**Prompt:**
Please output the records below in full, exactly as given, but without the images.

########################################

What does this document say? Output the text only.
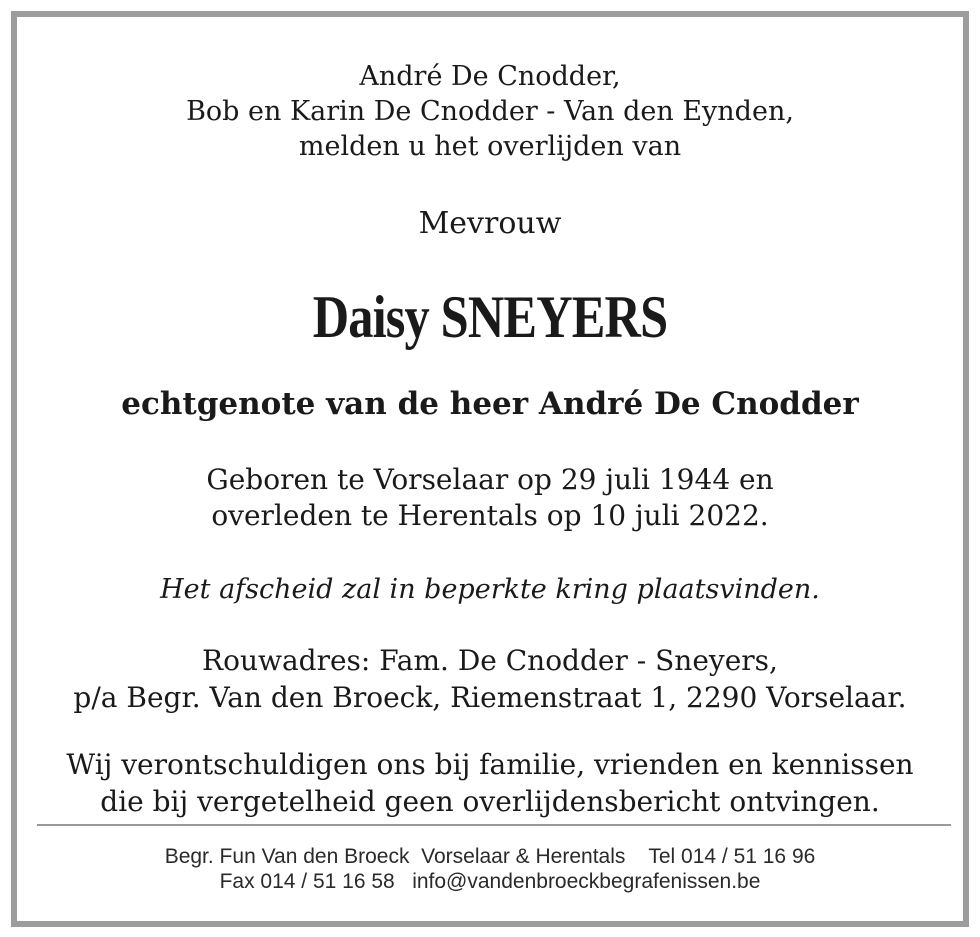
André De Cnodder,
Bob en Karin De Cnodder - Van den Eynden,
melden u het overlijden van
Mevrouw
Daisy SNEYERS
echtgenote van de heer André De Cnodder
Geboren te Vorselaar op 29 juli 1944 en
overleden te Herentals op 10 juli 2022.
Het afscheid zal in beperkte kring plaatsvinden.
Rouwadres: Fam. De Cnodder - Sneyers,
p/a Begr. Van den Broeck, Riemenstraat 1, 2290 Vorselaar.
Wij verontschuldigen ons bij familie, vrienden en kennissen
die bij vergetelheid geen overlijdensbericht ontvingen.
Begr. Fun Van den Broeck  Vorselaar & Herentals    Tel 014 / 51 16 96
Fax 014 / 51 16 58   info@vandenbroeckbegrafenissen.be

########################################

**Answer to the exercise:**
What does this document say? Output the text only.
André De Cnodder,
Bob en Karin De Cnodder - Van den Eynden,
melden u het overlijden van
Mevrouw
Daisy SNEYERS
echtgenote van de heer André De Cnodder
Geboren te Vorselaar op 29 juli 1944 en
overleden te Herentals op 10 juli 2022.
Het afscheid zal in beperkte kring plaatsvinden.
Rouwadres: Fam. De Cnodder - Sneyers,
p/a Begr. Van den Broeck, Riemenstraat 1, 2290 Vorselaar.
Wij verontschuldigen ons bij familie, vrienden en kennissen
die bij vergetelheid geen overlijdensbericht ontvingen.
Begr. Fun Van den Broeck  Vorselaar & Herentals    Tel 014 / 51 16 96
Fax 014 / 51 16 58   info@vandenbroeckbegrafenissen.be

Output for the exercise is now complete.